Written problem: Where does the string "disposicionales" appear? Copy every line of the entries below that holds it.

The records:
=-=-=-=-=

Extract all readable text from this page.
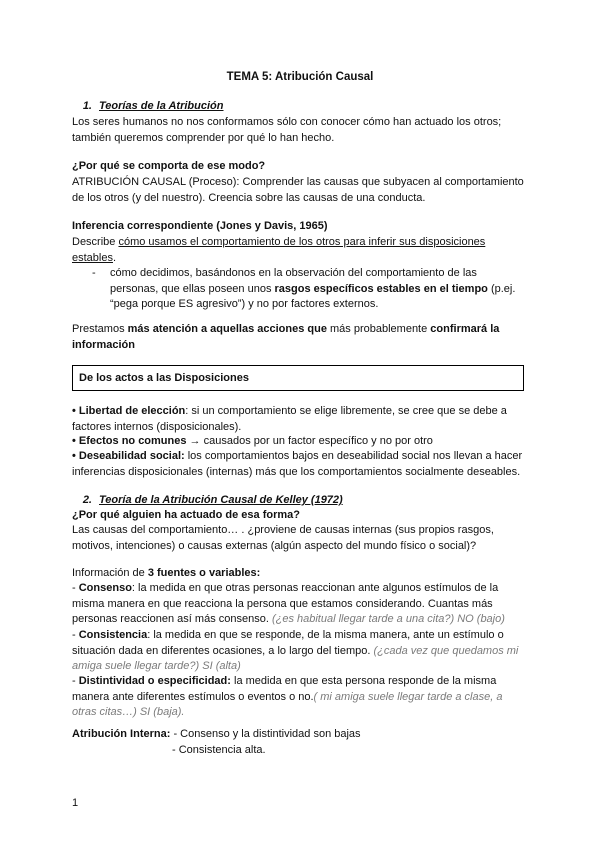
TEMA 5: Atribución Causal
1. Teorías de la Atribución
Los seres humanos no nos conformamos sólo con conocer cómo han actuado los otros; también queremos comprender por qué lo han hecho.
¿Por qué se comporta de ese modo?
ATRIBUCIÓN CAUSAL (Proceso): Comprender las causas que subyacen al comportamiento de los otros (y del nuestro). Creencia sobre las causas de una conducta.
Inferencia correspondiente (Jones y Davis, 1965)
Describe cómo usamos el comportamiento de los otros para inferir sus disposiciones estables.
- cómo decidimos, basándonos en la observación del comportamiento de las personas, que ellas poseen unos rasgos específicos estables en el tiempo (p.ej. “pega porque ES agresivo”) y no por factores externos.
Prestamos más atención a aquellas acciones que más probablemente confirmará la información
De los actos a las Disposiciones
• Libertad de elección: si un comportamiento se elige libremente, se cree que se debe a factores internos (disposicionales).
• Efectos no comunes → causados por un factor específico y no por otro
• Deseabilidad social: los comportamientos bajos en deseabilidad social nos llevan a hacer inferencias disposicionales (internas) más que los comportamientos socialmente deseables.
2. Teoría de la Atribución Causal de Kelley (1972)
¿Por qué alguien ha actuado de esa forma?
Las causas del comportamiento… . ¿proviene de causas internas (sus propios rasgos, motivos, intenciones) o causas externas (algún aspecto del mundo físico o social)?
Información de 3 fuentes o variables:
- Consenso: la medida en que otras personas reaccionan ante algunos estímulos de la misma manera en que reacciona la persona que estamos considerando. Cuantas más personas reaccionen así más consenso. (¿es habitual llegar tarde a una cita?) NO (bajo)
- Consistencia: la medida en que se responde, de la misma manera, ante un estímulo o situación dada en diferentes ocasiones, a lo largo del tiempo. (¿cada vez que quedamos mi amiga suele llegar tarde?) SI (alta)
- Distintividad o especificidad: la medida en que esta persona responde de la misma manera ante diferentes estímulos o eventos o no.( mi amiga suele llegar tarde a clase, a otras citas…) SI (baja).
Atribución Interna: - Consenso y la distintividad son bajas
- Consistencia alta.
1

=-=-=-=-=

Exercise solution:
• Libertad de elección: si un comportamiento se elige libremente, se cree que se debe a factores internos (disposicionales).
• Deseabilidad social: los comportamientos bajos en deseabilidad social nos llevan a hacer inferencias disposicionales (internas) más que los comportamientos socialmente deseables.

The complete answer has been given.